[Records for the exercise]
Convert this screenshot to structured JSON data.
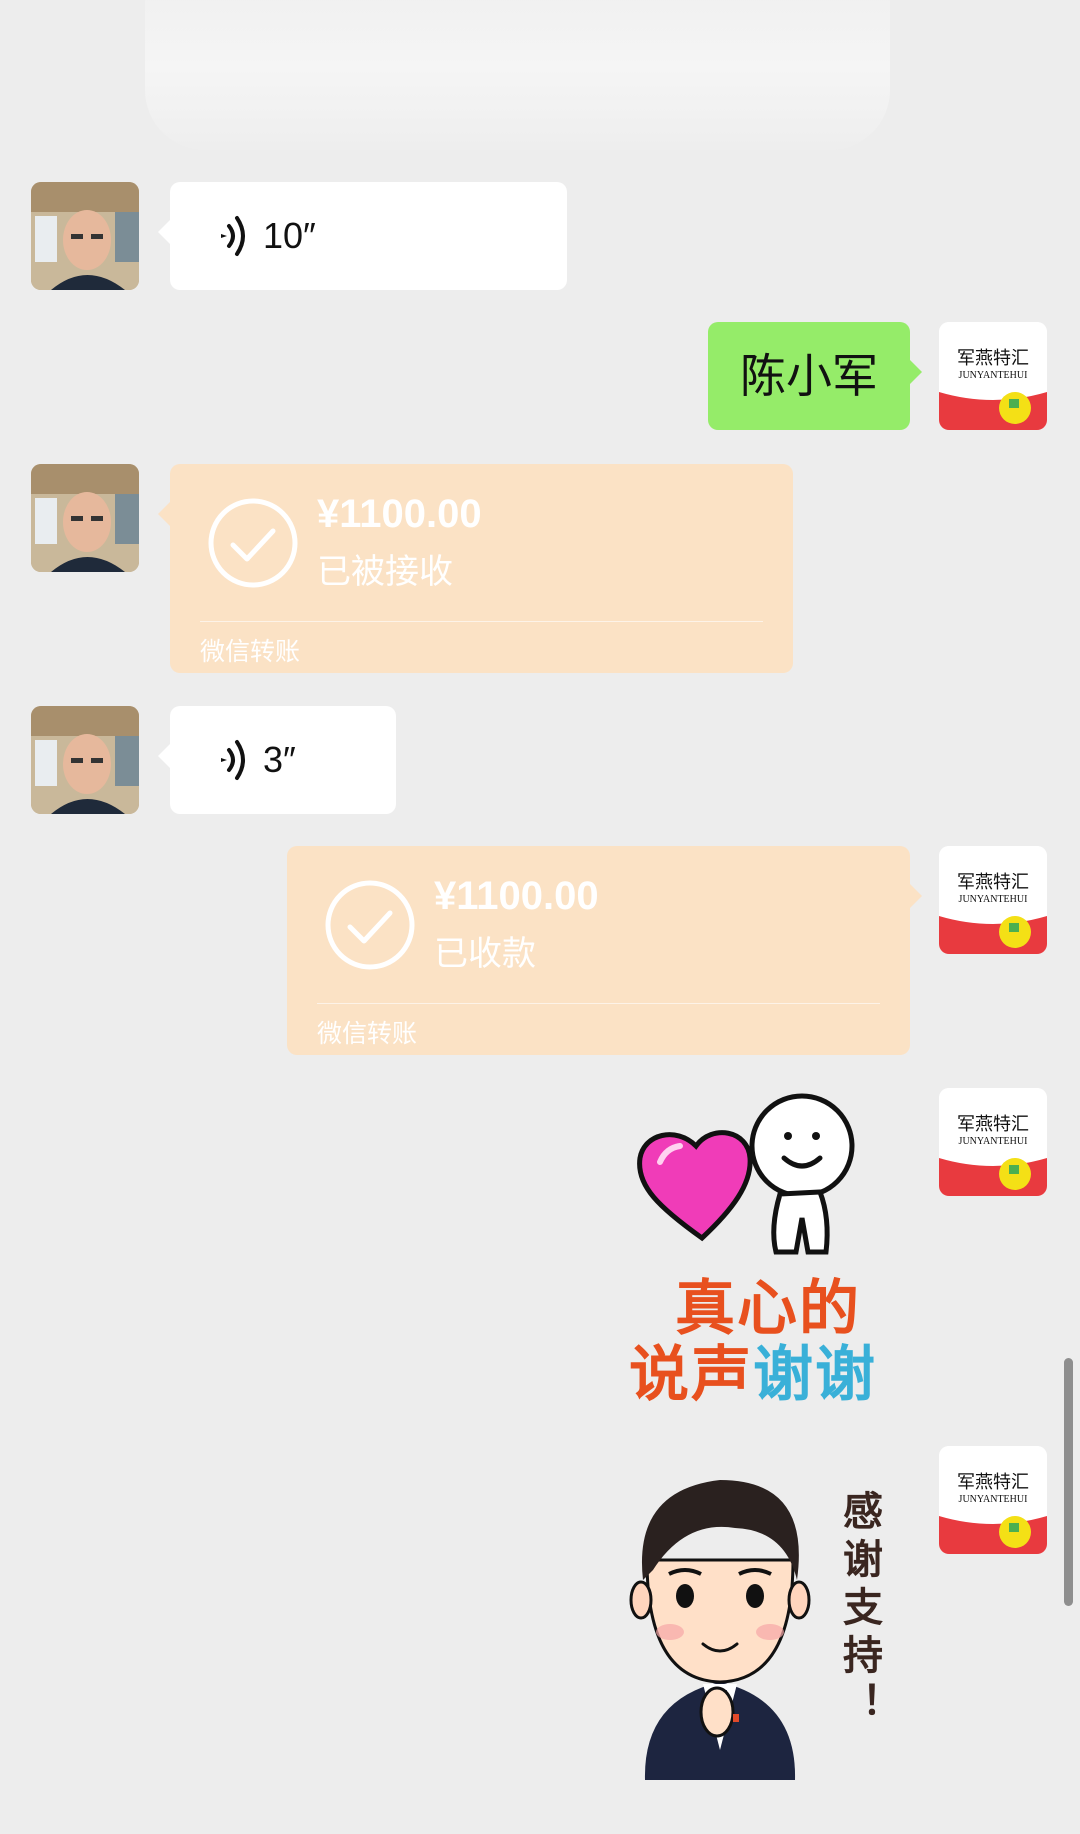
{
  "messages": {
    "voice1": {
      "duration": "10″"
    },
    "text1": {
      "text": "陈小军"
    },
    "transfer1": {
      "amount": "¥1100.00",
      "status": "已被接收",
      "source": "微信转账"
    },
    "voice2": {
      "duration": "3″"
    },
    "transfer2": {
      "amount": "¥1100.00",
      "status": "已收款",
      "source": "微信转账"
    },
    "sticker1": {
      "line1": "真心的",
      "line2_a": "说声",
      "line2_b": "谢谢"
    },
    "sticker2": {
      "text": "感谢支持！"
    }
  },
  "self_avatar": {
    "logo_cn": "军燕特汇",
    "logo_en": "JUNYANTEHUI"
  },
  "colors": {
    "background": "#ededed",
    "green_bubble": "#95ec69",
    "transfer_bubble": "#fbe2c5"
  }
}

[Problem] Give back all entries exactly. No pictures belong in the copy.

[Result for this task]
Convert this screenshot to structured JSON data.
{
  "messages": {
    "voice1": {
      "duration": "10″"
    },
    "text1": {
      "text": "陈小军"
    },
    "transfer1": {
      "amount": "¥1100.00",
      "status": "已被接收",
      "source": "微信转账"
    },
    "voice2": {
      "duration": "3″"
    },
    "transfer2": {
      "amount": "¥1100.00",
      "status": "已收款",
      "source": "微信转账"
    },
    "sticker1": {
      "line1": "真心的",
      "line2_a": "说声",
      "line2_b": "谢谢"
    },
    "sticker2": {
      "text": "感谢支持！"
    }
  },
  "self_avatar": {
    "logo_cn": "军燕特汇",
    "logo_en": "JUNYANTEHUI"
  },
  "colors": {
    "background": "#ededed",
    "green_bubble": "#95ec69",
    "transfer_bubble": "#fbe2c5"
  }
}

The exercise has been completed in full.